--- Begin ---
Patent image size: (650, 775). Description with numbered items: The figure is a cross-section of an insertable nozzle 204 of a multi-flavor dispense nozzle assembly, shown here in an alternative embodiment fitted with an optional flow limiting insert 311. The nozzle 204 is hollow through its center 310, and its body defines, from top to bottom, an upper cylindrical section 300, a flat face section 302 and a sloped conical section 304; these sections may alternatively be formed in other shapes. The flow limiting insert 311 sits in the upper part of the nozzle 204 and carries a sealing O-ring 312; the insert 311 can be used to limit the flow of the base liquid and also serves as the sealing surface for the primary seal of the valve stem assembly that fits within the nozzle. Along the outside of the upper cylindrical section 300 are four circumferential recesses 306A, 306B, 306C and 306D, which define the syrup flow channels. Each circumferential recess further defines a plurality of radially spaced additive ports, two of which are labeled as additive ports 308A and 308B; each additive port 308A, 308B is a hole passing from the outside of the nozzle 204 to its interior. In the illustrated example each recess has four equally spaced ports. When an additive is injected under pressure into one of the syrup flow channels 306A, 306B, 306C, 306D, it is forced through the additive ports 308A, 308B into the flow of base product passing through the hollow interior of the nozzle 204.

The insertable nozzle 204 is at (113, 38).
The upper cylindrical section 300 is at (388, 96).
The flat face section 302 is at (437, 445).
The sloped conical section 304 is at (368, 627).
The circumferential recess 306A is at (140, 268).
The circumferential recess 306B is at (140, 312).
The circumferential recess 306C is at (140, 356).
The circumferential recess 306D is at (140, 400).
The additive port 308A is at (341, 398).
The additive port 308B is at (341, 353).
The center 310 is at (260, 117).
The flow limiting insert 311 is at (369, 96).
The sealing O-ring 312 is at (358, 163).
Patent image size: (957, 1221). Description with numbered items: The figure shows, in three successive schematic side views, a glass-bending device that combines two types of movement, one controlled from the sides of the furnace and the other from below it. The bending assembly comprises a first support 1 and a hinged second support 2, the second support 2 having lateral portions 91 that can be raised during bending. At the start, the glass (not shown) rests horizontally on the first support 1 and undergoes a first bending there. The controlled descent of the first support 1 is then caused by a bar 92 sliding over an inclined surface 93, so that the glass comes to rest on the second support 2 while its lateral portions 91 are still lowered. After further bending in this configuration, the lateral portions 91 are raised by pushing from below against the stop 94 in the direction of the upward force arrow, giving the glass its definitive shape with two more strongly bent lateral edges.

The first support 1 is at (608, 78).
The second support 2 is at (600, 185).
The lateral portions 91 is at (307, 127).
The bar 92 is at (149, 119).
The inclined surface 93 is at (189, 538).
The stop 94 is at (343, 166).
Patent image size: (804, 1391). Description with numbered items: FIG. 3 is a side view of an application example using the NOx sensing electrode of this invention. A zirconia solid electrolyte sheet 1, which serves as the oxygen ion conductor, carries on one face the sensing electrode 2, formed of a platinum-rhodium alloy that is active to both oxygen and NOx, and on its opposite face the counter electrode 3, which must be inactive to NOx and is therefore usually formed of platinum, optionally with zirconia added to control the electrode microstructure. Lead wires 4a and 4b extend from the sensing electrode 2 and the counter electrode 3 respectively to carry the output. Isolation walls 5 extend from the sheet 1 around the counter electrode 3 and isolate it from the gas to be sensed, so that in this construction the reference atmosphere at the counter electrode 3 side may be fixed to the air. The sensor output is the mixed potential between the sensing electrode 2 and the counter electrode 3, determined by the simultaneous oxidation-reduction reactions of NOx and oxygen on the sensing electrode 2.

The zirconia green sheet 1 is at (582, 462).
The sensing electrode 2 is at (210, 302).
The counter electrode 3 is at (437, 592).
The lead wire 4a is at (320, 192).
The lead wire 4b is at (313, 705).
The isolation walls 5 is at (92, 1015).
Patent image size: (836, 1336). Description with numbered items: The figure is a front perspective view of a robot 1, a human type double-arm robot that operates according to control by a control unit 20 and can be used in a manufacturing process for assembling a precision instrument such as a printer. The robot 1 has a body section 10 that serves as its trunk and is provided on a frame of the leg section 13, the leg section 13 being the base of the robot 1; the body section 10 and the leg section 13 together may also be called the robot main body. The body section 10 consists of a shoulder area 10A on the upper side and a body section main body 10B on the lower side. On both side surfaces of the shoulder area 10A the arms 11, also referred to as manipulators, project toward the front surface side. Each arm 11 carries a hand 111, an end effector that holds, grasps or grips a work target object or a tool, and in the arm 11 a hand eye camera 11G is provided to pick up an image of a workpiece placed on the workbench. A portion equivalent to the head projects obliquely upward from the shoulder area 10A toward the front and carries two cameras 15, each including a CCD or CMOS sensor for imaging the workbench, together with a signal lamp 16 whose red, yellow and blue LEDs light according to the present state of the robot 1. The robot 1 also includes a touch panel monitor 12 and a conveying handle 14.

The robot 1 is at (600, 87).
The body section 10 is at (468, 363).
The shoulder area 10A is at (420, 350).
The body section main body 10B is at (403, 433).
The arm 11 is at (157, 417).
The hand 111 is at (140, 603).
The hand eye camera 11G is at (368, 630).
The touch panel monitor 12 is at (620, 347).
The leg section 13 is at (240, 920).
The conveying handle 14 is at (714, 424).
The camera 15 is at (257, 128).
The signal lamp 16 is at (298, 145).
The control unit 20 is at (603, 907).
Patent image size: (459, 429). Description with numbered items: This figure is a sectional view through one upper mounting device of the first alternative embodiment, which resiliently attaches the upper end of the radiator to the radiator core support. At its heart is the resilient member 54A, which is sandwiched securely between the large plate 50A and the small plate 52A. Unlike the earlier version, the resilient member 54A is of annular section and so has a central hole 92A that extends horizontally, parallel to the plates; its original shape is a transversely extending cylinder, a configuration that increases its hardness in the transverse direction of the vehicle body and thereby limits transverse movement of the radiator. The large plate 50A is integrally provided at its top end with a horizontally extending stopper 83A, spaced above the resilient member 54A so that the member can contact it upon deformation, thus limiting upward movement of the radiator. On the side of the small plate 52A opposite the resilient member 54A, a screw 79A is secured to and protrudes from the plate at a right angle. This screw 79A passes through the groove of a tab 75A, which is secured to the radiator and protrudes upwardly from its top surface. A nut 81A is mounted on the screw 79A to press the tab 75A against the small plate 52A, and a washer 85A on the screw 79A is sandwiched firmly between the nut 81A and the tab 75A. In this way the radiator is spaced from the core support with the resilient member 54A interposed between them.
--- End ---
> _GIVEN REQUEST_: Please reproduce the data above, substituting "Numbered description" for "Description with numbered items" and leaving everything else unchanged.

> _TASK ANSWER_:
Patent image size: (650, 775). Numbered description: The figure is a cross-section of an insertable nozzle 204 of a multi-flavor dispense nozzle assembly, shown here in an alternative embodiment fitted with an optional flow limiting insert 311. The nozzle 204 is hollow through its center 310, and its body defines, from top to bottom, an upper cylindrical section 300, a flat face section 302 and a sloped conical section 304; these sections may alternatively be formed in other shapes. The flow limiting insert 311 sits in the upper part of the nozzle 204 and carries a sealing O-ring 312; the insert 311 can be used to limit the flow of the base liquid and also serves as the sealing surface for the primary seal of the valve stem assembly that fits within the nozzle. Along the outside of the upper cylindrical section 300 are four circumferential recesses 306A, 306B, 306C and 306D, which define the syrup flow channels. Each circumferential recess further defines a plurality of radially spaced additive ports, two of which are labeled as additive ports 308A and 308B; each additive port 308A, 308B is a hole passing from the outside of the nozzle 204 to its interior. In the illustrated example each recess has four equally spaced ports. When an additive is injected under pressure into one of the syrup flow channels 306A, 306B, 306C, 306D, it is forced through the additive ports 308A, 308B into the flow of base product passing through the hollow interior of the nozzle 204.

The insertable nozzle 204 is at (113, 38).
The upper cylindrical section 300 is at (388, 96).
The flat face section 302 is at (437, 445).
The sloped conical section 304 is at (368, 627).
The circumferential recess 306A is at (140, 268).
The circumferential recess 306B is at (140, 312).
The circumferential recess 306C is at (140, 356).
The circumferential recess 306D is at (140, 400).
The additive port 308A is at (341, 398).
The additive port 308B is at (341, 353).
The center 310 is at (260, 117).
The flow limiting insert 311 is at (369, 96).
The sealing O-ring 312 is at (358, 163).
Patent image size: (957, 1221). Numbered description: The figure shows, in three successive schematic side views, a glass-bending device that combines two types of movement, one controlled from the sides of the furnace and the other from below it. The bending assembly comprises a first support 1 and a hinged second support 2, the second support 2 having lateral portions 91 that can be raised during bending. At the start, the glass (not shown) rests horizontally on the first support 1 and undergoes a first bending there. The controlled descent of the first support 1 is then caused by a bar 92 sliding over an inclined surface 93, so that the glass comes to rest on the second support 2 while its lateral portions 91 are still lowered. After further bending in this configuration, the lateral portions 91 are raised by pushing from below against the stop 94 in the direction of the upward force arrow, giving the glass its definitive shape with two more strongly bent lateral edges.

The first support 1 is at (608, 78).
The second support 2 is at (600, 185).
The lateral portions 91 is at (307, 127).
The bar 92 is at (149, 119).
The inclined surface 93 is at (189, 538).
The stop 94 is at (343, 166).
Patent image size: (804, 1391). Numbered description: FIG. 3 is a side view of an application example using the NOx sensing electrode of this invention. A zirconia solid electrolyte sheet 1, which serves as the oxygen ion conductor, carries on one face the sensing electrode 2, formed of a platinum-rhodium alloy that is active to both oxygen and NOx, and on its opposite face the counter electrode 3, which must be inactive to NOx and is therefore usually formed of platinum, optionally with zirconia added to control the electrode microstructure. Lead wires 4a and 4b extend from the sensing electrode 2 and the counter electrode 3 respectively to carry the output. Isolation walls 5 extend from the sheet 1 around the counter electrode 3 and isolate it from the gas to be sensed, so that in this construction the reference atmosphere at the counter electrode 3 side may be fixed to the air. The sensor output is the mixed potential between the sensing electrode 2 and the counter electrode 3, determined by the simultaneous oxidation-reduction reactions of NOx and oxygen on the sensing electrode 2.

The zirconia green sheet 1 is at (582, 462).
The sensing electrode 2 is at (210, 302).
The counter electrode 3 is at (437, 592).
The lead wire 4a is at (320, 192).
The lead wire 4b is at (313, 705).
The isolation walls 5 is at (92, 1015).
Patent image size: (836, 1336). Numbered description: The figure is a front perspective view of a robot 1, a human type double-arm robot that operates according to control by a control unit 20 and can be used in a manufacturing process for assembling a precision instrument such as a printer. The robot 1 has a body section 10 that serves as its trunk and is provided on a frame of the leg section 13, the leg section 13 being the base of the robot 1; the body section 10 and the leg section 13 together may also be called the robot main body. The body section 10 consists of a shoulder area 10A on the upper side and a body section main body 10B on the lower side. On both side surfaces of the shoulder area 10A the arms 11, also referred to as manipulators, project toward the front surface side. Each arm 11 carries a hand 111, an end effector that holds, grasps or grips a work target object or a tool, and in the arm 11 a hand eye camera 11G is provided to pick up an image of a workpiece placed on the workbench. A portion equivalent to the head projects obliquely upward from the shoulder area 10A toward the front and carries two cameras 15, each including a CCD or CMOS sensor for imaging the workbench, together with a signal lamp 16 whose red, yellow and blue LEDs light according to the present state of the robot 1. The robot 1 also includes a touch panel monitor 12 and a conveying handle 14.

The robot 1 is at (600, 87).
The body section 10 is at (468, 363).
The shoulder area 10A is at (420, 350).
The body section main body 10B is at (403, 433).
The arm 11 is at (157, 417).
The hand 111 is at (140, 603).
The hand eye camera 11G is at (368, 630).
The touch panel monitor 12 is at (620, 347).
The leg section 13 is at (240, 920).
The conveying handle 14 is at (714, 424).
The camera 15 is at (257, 128).
The signal lamp 16 is at (298, 145).
The control unit 20 is at (603, 907).
Patent image size: (459, 429). Numbered description: This figure is a sectional view through one upper mounting device of the first alternative embodiment, which resiliently attaches the upper end of the radiator to the radiator core support. At its heart is the resilient member 54A, which is sandwiched securely between the large plate 50A and the small plate 52A. Unlike the earlier version, the resilient member 54A is of annular section and so has a central hole 92A that extends horizontally, parallel to the plates; its original shape is a transversely extending cylinder, a configuration that increases its hardness in the transverse direction of the vehicle body and thereby limits transverse movement of the radiator. The large plate 50A is integrally provided at its top end with a horizontally extending stopper 83A, spaced above the resilient member 54A so that the member can contact it upon deformation, thus limiting upward movement of the radiator. On the side of the small plate 52A opposite the resilient member 54A, a screw 79A is secured to and protrudes from the plate at a right angle. This screw 79A passes through the groove of a tab 75A, which is secured to the radiator and protrudes upwardly from its top surface. A nut 81A is mounted on the screw 79A to press the tab 75A against the small plate 52A, and a washer 85A on the screw 79A is sandwiched firmly between the nut 81A and the tab 75A. In this way the radiator is spaced from the core support with the resilient member 54A interposed between them.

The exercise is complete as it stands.